## Aim:
Using the data below, copy each line that includes the word "самоуправления".

## Data entries:
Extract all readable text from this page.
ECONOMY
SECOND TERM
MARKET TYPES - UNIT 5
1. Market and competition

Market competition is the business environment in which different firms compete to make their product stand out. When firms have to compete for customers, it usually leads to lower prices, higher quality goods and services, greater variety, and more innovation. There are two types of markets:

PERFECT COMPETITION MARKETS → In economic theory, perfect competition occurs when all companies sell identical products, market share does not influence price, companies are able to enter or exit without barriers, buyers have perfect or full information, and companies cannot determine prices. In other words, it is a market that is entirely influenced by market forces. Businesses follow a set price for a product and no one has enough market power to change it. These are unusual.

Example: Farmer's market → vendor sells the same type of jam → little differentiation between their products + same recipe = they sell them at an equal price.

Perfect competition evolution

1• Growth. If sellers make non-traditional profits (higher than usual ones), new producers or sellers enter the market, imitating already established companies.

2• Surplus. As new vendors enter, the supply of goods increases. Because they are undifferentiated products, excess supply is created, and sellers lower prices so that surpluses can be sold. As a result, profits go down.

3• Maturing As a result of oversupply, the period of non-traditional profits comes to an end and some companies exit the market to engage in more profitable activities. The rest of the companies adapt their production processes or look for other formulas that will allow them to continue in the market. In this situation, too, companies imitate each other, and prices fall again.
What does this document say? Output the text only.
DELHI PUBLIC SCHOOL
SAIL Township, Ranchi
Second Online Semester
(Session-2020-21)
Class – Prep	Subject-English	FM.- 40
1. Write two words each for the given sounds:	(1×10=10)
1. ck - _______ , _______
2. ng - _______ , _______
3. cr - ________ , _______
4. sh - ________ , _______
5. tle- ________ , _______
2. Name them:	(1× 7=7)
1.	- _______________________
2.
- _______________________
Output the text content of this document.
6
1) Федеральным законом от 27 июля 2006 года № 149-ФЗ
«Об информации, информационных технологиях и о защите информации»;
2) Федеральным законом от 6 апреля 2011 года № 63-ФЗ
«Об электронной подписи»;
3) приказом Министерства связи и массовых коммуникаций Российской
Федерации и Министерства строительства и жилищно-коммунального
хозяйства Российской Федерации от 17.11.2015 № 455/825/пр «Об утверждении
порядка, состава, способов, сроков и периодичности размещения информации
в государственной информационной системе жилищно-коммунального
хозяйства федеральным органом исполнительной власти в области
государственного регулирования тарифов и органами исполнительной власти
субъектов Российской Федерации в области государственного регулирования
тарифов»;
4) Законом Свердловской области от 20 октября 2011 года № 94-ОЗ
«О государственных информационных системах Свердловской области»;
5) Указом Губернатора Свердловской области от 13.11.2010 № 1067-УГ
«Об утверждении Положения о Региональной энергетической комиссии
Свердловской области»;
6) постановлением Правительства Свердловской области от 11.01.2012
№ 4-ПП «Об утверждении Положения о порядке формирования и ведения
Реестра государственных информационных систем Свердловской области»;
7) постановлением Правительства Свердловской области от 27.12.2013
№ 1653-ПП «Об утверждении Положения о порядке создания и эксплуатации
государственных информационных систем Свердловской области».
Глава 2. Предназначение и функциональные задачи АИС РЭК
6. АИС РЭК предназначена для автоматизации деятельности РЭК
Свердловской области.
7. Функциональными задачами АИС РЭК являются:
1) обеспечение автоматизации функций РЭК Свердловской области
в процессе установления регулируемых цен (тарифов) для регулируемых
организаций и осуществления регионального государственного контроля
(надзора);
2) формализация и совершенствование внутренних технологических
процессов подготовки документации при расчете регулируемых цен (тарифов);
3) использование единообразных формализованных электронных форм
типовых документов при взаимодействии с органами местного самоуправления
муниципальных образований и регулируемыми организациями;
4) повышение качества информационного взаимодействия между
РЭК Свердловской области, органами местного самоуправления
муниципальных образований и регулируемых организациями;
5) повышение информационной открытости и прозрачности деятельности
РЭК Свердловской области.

## Solution for this exercise:
типовых документов при взаимодействии с органами местного самоуправления
РЭК Свердловской области, органами местного самоуправления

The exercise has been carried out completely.